**Task goal:** Every entry here needs to be repeated exactly.

··· Source material ···

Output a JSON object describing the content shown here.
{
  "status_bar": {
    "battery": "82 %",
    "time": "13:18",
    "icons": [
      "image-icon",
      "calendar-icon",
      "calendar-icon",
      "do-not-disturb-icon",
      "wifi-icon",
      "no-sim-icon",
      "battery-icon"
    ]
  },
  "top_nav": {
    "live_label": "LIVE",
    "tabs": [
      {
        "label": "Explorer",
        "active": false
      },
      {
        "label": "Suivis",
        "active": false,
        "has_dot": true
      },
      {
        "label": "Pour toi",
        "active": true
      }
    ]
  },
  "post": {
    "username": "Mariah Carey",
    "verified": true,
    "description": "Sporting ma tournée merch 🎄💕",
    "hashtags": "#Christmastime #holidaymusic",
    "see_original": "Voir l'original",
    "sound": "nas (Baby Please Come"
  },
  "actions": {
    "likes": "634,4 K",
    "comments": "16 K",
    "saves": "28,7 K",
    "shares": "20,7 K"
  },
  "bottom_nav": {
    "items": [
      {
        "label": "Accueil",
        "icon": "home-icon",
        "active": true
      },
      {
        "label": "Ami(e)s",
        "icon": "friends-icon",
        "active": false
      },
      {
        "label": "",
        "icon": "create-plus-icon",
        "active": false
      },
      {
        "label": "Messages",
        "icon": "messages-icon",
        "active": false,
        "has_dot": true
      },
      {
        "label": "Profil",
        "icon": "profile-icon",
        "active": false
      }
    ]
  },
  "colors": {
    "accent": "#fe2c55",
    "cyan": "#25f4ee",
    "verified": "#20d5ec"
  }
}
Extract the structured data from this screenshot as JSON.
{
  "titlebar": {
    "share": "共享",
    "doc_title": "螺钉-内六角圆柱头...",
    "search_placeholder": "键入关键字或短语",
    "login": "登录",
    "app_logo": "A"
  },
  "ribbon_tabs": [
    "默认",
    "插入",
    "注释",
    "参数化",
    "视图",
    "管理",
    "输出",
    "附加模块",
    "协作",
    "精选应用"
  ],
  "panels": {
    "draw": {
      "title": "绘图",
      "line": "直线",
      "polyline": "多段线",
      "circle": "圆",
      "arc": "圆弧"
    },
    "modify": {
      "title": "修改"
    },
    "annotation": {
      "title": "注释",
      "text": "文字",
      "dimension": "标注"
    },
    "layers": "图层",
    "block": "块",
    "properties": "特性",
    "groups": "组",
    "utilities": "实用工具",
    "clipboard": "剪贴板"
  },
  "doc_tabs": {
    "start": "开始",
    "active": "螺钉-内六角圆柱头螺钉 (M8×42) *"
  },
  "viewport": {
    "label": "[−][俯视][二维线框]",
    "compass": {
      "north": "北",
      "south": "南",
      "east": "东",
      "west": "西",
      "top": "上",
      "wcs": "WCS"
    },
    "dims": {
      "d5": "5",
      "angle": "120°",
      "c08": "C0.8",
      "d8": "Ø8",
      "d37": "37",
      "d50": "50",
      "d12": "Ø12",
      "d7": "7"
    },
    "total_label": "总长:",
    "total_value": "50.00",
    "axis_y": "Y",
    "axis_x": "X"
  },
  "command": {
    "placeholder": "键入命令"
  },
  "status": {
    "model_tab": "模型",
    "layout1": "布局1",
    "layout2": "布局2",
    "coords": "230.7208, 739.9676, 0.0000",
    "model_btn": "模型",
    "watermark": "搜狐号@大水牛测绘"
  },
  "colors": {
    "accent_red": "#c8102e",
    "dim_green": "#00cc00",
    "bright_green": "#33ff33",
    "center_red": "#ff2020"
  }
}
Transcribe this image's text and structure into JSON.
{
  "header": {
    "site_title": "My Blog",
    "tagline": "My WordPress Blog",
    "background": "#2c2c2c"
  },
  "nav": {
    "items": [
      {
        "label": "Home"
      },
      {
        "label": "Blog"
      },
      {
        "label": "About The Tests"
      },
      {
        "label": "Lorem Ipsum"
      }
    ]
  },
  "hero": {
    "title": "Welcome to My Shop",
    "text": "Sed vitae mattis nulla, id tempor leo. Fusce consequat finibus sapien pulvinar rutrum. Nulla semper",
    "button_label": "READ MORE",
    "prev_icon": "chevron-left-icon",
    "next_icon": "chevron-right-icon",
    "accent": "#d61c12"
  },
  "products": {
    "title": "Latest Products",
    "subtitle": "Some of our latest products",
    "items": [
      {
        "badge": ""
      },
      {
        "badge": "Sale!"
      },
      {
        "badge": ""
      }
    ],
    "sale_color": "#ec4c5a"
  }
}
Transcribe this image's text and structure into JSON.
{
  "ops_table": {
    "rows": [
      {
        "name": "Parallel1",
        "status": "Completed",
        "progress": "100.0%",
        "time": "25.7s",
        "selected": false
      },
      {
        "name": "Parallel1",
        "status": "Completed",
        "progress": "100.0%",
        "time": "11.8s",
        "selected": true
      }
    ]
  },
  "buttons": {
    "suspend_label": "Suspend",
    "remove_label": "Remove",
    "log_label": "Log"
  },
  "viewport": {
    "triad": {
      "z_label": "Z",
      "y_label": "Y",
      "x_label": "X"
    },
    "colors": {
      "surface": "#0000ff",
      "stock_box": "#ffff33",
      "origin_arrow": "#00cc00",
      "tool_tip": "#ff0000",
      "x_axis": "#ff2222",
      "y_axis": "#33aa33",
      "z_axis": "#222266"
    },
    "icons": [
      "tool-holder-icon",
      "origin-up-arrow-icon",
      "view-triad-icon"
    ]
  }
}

···

**Written solution:**
Output a JSON object describing the content shown here.
{
  "status_bar": {
    "battery": "82 %",
    "time": "13:18",
    "icons": [
      "image-icon",
      "calendar-icon",
      "calendar-icon",
      "do-not-disturb-icon",
      "wifi-icon",
      "no-sim-icon",
      "battery-icon"
    ]
  },
  "top_nav": {
    "live_label": "LIVE",
    "tabs": [
      {
        "label": "Explorer",
        "active": false
      },
      {
        "label": "Suivis",
        "active": false,
        "has_dot": true
      },
      {
        "label": "Pour toi",
        "active": true
      }
    ]
  },
  "post": {
    "username": "Mariah Carey",
    "verified": true,
    "description": "Sporting ma tournée merch 🎄💕",
    "hashtags": "#Christmastime #holidaymusic",
    "see_original": "Voir l'original",
    "sound": "nas (Baby Please Come"
  },
  "actions": {
    "likes": "634,4 K",
    "comments": "16 K",
    "saves": "28,7 K",
    "shares": "20,7 K"
  },
  "bottom_nav": {
    "items": [
      {
        "label": "Accueil",
        "icon": "home-icon",
        "active": true
      },
      {
        "label": "Ami(e)s",
        "icon": "friends-icon",
        "active": false
      },
      {
        "label": "",
        "icon": "create-plus-icon",
        "active": false
      },
      {
        "label": "Messages",
        "icon": "messages-icon",
        "active": false,
        "has_dot": true
      },
      {
        "label": "Profil",
        "icon": "profile-icon",
        "active": false
      }
    ]
  },
  "colors": {
    "accent": "#fe2c55",
    "cyan": "#25f4ee",
    "verified": "#20d5ec"
  }
}
Extract the structured data from this screenshot as JSON.
{
  "titlebar": {
    "share": "共享",
    "doc_title": "螺钉-内六角圆柱头...",
    "search_placeholder": "键入关键字或短语",
    "login": "登录",
    "app_logo": "A"
  },
  "ribbon_tabs": [
    "默认",
    "插入",
    "注释",
    "参数化",
    "视图",
    "管理",
    "输出",
    "附加模块",
    "协作",
    "精选应用"
  ],
  "panels": {
    "draw": {
      "title": "绘图",
      "line": "直线",
      "polyline": "多段线",
      "circle": "圆",
      "arc": "圆弧"
    },
    "modify": {
      "title": "修改"
    },
    "annotation": {
      "title": "注释",
      "text": "文字",
      "dimension": "标注"
    },
    "layers": "图层",
    "block": "块",
    "properties": "特性",
    "groups": "组",
    "utilities": "实用工具",
    "clipboard": "剪贴板"
  },
  "doc_tabs": {
    "start": "开始",
    "active": "螺钉-内六角圆柱头螺钉 (M8×42) *"
  },
  "viewport": {
    "label": "[−][俯视][二维线框]",
    "compass": {
      "north": "北",
      "south": "南",
      "east": "东",
      "west": "西",
      "top": "上",
      "wcs": "WCS"
    },
    "dims": {
      "d5": "5",
      "angle": "120°",
      "c08": "C0.8",
      "d8": "Ø8",
      "d37": "37",
      "d50": "50",
      "d12": "Ø12",
      "d7": "7"
    },
    "total_label": "总长:",
    "total_value": "50.00",
    "axis_y": "Y",
    "axis_x": "X"
  },
  "command": {
    "placeholder": "键入命令"
  },
  "status": {
    "model_tab": "模型",
    "layout1": "布局1",
    "layout2": "布局2",
    "coords": "230.7208, 739.9676, 0.0000",
    "model_btn": "模型",
    "watermark": "搜狐号@大水牛测绘"
  },
  "colors": {
    "accent_red": "#c8102e",
    "dim_green": "#00cc00",
    "bright_green": "#33ff33",
    "center_red": "#ff2020"
  }
}
Transcribe this image's text and structure into JSON.
{
  "header": {
    "site_title": "My Blog",
    "tagline": "My WordPress Blog",
    "background": "#2c2c2c"
  },
  "nav": {
    "items": [
      {
        "label": "Home"
      },
      {
        "label": "Blog"
      },
      {
        "label": "About The Tests"
      },
      {
        "label": "Lorem Ipsum"
      }
    ]
  },
  "hero": {
    "title": "Welcome to My Shop",
    "text": "Sed vitae mattis nulla, id tempor leo. Fusce consequat finibus sapien pulvinar rutrum. Nulla semper",
    "button_label": "READ MORE",
    "prev_icon": "chevron-left-icon",
    "next_icon": "chevron-right-icon",
    "accent": "#d61c12"
  },
  "products": {
    "title": "Latest Products",
    "subtitle": "Some of our latest products",
    "items": [
      {
        "badge": ""
      },
      {
        "badge": "Sale!"
      },
      {
        "badge": ""
      }
    ],
    "sale_color": "#ec4c5a"
  }
}
Transcribe this image's text and structure into JSON.
{
  "ops_table": {
    "rows": [
      {
        "name": "Parallel1",
        "status": "Completed",
        "progress": "100.0%",
        "time": "25.7s",
        "selected": false
      },
      {
        "name": "Parallel1",
        "status": "Completed",
        "progress": "100.0%",
        "time": "11.8s",
        "selected": true
      }
    ]
  },
  "buttons": {
    "suspend_label": "Suspend",
    "remove_label": "Remove",
    "log_label": "Log"
  },
  "viewport": {
    "triad": {
      "z_label": "Z",
      "y_label": "Y",
      "x_label": "X"
    },
    "colors": {
      "surface": "#0000ff",
      "stock_box": "#ffff33",
      "origin_arrow": "#00cc00",
      "tool_tip": "#ff0000",
      "x_axis": "#ff2222",
      "y_axis": "#33aa33",
      "z_axis": "#222266"
    },
    "icons": [
      "tool-holder-icon",
      "origin-up-arrow-icon",
      "view-triad-icon"
    ]
  }
}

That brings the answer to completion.